[Dataset entries]
#####

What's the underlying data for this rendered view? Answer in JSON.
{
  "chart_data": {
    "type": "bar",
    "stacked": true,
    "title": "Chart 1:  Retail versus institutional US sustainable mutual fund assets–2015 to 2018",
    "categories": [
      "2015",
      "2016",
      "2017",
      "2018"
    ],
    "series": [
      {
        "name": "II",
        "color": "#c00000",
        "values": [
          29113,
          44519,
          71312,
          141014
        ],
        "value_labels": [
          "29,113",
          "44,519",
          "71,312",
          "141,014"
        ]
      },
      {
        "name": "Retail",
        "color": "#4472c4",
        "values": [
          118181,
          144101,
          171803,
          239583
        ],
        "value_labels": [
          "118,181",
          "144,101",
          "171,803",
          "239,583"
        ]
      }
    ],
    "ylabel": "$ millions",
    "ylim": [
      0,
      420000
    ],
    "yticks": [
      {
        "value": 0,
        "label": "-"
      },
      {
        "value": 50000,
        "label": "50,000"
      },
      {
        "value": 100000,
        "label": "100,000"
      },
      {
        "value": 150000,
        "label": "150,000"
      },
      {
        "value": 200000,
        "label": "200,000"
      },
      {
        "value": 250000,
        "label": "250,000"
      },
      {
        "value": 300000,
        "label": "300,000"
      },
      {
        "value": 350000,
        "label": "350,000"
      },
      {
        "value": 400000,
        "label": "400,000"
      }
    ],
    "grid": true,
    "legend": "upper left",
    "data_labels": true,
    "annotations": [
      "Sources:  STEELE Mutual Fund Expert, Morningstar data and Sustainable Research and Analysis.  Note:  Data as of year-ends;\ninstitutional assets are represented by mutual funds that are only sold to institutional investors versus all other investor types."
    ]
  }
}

#####

PROBLEM TO WORK ON: Please output every record, keeping each line exact.

TASK OUTPUT:
What's the underlying data for this rendered view? Answer in JSON.
{
  "chart_data": {
    "type": "bar",
    "stacked": true,
    "title": "Chart 1:  Retail versus institutional US sustainable mutual fund assets–2015 to 2018",
    "categories": [
      "2015",
      "2016",
      "2017",
      "2018"
    ],
    "series": [
      {
        "name": "II",
        "color": "#c00000",
        "values": [
          29113,
          44519,
          71312,
          141014
        ],
        "value_labels": [
          "29,113",
          "44,519",
          "71,312",
          "141,014"
        ]
      },
      {
        "name": "Retail",
        "color": "#4472c4",
        "values": [
          118181,
          144101,
          171803,
          239583
        ],
        "value_labels": [
          "118,181",
          "144,101",
          "171,803",
          "239,583"
        ]
      }
    ],
    "ylabel": "$ millions",
    "ylim": [
      0,
      420000
    ],
    "yticks": [
      {
        "value": 0,
        "label": "-"
      },
      {
        "value": 50000,
        "label": "50,000"
      },
      {
        "value": 100000,
        "label": "100,000"
      },
      {
        "value": 150000,
        "label": "150,000"
      },
      {
        "value": 200000,
        "label": "200,000"
      },
      {
        "value": 250000,
        "label": "250,000"
      },
      {
        "value": 300000,
        "label": "300,000"
      },
      {
        "value": 350000,
        "label": "350,000"
      },
      {
        "value": 400000,
        "label": "400,000"
      }
    ],
    "grid": true,
    "legend": "upper left",
    "data_labels": true,
    "annotations": [
      "Sources:  STEELE Mutual Fund Expert, Morningstar data and Sustainable Research and Analysis.  Note:  Data as of year-ends;\ninstitutional assets are represented by mutual funds that are only sold to institutional investors versus all other investor types."
    ]
  }
}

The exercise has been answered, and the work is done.